PROBLEM STATEMENT: Each line that holds the word "name" counts once; report the total and nothing else.

Lines of data:

- - -

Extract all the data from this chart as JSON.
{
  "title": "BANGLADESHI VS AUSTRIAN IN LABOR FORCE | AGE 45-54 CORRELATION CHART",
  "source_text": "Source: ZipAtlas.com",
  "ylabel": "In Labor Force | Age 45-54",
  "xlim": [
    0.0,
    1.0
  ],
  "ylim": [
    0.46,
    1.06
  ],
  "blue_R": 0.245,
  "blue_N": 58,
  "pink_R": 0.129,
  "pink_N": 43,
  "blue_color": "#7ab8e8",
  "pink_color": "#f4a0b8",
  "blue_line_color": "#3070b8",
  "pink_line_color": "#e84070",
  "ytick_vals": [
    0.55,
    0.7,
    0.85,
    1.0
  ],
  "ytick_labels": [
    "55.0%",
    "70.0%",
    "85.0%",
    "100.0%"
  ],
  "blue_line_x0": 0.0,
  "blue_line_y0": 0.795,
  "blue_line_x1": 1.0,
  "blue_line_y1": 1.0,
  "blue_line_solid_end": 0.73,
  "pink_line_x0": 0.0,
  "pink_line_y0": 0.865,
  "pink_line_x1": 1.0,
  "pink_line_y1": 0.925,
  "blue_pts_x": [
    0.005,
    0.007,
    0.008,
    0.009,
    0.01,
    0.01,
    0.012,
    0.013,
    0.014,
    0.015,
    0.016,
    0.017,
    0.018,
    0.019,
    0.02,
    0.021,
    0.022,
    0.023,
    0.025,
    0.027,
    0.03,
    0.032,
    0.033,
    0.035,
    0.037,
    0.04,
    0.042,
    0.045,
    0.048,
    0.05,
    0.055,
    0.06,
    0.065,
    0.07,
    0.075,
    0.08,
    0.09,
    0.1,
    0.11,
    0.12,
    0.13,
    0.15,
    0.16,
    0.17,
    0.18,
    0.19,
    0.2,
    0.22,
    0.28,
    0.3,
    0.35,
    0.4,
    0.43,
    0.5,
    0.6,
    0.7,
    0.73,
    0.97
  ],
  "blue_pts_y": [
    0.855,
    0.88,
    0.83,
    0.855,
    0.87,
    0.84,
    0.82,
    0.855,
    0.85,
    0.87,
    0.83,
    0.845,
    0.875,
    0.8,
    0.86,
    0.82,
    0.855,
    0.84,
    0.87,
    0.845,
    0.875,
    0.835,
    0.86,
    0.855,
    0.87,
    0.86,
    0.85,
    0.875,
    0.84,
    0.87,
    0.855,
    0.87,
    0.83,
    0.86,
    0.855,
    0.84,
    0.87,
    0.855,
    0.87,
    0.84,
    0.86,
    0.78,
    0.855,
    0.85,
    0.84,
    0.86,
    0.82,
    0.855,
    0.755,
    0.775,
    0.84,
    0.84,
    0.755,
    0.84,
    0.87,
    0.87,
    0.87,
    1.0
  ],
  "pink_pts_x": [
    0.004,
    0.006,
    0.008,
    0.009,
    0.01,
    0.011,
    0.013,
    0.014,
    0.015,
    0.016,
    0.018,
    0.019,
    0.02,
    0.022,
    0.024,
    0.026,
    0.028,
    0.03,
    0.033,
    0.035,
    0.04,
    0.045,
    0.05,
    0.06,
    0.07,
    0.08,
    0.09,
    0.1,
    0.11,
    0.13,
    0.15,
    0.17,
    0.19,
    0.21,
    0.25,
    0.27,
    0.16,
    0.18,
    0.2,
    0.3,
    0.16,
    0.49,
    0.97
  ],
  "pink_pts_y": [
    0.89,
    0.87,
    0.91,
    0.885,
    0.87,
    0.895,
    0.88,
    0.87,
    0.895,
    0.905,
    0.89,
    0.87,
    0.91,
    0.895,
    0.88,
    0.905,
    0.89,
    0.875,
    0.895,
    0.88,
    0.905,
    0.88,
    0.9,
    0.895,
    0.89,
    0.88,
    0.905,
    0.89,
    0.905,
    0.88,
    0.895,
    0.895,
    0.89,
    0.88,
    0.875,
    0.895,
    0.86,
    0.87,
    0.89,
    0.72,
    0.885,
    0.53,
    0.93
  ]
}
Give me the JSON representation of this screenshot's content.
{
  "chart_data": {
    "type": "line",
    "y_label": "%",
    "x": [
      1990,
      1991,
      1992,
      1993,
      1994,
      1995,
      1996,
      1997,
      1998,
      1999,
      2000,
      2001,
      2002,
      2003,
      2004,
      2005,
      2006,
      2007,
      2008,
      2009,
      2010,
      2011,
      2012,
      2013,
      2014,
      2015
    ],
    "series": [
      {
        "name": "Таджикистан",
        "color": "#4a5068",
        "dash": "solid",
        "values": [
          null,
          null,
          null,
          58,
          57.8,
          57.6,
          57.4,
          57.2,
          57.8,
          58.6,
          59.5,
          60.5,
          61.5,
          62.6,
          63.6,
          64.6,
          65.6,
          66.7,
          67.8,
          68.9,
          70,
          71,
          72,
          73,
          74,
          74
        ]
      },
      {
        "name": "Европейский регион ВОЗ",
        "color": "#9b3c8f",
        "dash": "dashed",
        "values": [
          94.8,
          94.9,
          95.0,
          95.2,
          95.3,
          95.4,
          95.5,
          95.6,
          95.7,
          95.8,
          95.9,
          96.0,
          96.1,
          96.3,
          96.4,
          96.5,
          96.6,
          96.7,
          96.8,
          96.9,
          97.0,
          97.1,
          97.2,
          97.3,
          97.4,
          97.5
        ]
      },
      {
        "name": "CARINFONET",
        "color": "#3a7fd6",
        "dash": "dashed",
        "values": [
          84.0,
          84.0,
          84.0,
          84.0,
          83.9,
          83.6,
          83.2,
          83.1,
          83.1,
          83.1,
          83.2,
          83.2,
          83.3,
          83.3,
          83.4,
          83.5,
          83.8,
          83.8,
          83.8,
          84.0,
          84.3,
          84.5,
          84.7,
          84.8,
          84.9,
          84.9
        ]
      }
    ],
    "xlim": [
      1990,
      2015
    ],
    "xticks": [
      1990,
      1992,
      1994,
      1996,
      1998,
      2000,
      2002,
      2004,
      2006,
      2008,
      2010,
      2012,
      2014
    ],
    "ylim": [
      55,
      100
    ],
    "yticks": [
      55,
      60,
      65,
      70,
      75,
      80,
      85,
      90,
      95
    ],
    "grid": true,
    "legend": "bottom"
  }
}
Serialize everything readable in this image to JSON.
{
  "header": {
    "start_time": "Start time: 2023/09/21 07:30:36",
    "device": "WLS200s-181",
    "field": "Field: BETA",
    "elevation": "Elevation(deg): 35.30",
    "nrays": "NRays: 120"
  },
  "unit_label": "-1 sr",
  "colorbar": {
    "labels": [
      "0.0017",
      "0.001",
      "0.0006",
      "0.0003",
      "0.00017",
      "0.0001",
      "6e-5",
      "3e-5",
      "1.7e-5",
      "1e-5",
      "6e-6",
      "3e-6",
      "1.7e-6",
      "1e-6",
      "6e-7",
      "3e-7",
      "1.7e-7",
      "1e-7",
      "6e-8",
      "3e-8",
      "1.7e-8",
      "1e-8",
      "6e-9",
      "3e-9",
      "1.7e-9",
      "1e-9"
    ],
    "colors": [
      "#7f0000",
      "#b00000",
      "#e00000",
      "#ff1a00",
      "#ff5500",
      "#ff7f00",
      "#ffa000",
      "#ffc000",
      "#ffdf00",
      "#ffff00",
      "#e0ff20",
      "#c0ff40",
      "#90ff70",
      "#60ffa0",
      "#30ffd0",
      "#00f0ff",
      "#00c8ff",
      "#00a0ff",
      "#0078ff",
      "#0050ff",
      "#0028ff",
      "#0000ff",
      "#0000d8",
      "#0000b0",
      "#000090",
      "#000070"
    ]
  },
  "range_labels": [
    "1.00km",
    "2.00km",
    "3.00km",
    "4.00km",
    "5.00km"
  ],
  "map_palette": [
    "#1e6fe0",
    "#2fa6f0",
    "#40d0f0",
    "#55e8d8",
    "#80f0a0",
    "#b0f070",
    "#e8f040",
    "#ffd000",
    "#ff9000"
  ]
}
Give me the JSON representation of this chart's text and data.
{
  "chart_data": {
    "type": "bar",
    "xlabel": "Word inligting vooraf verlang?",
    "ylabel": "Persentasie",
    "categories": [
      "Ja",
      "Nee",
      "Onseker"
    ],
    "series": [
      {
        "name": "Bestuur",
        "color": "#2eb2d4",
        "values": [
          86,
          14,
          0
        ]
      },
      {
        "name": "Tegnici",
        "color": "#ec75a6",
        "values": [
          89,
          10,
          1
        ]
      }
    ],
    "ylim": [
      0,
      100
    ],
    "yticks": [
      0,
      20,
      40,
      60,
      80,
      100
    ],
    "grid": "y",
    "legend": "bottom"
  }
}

- - -

SOLVED PROBLEM: 5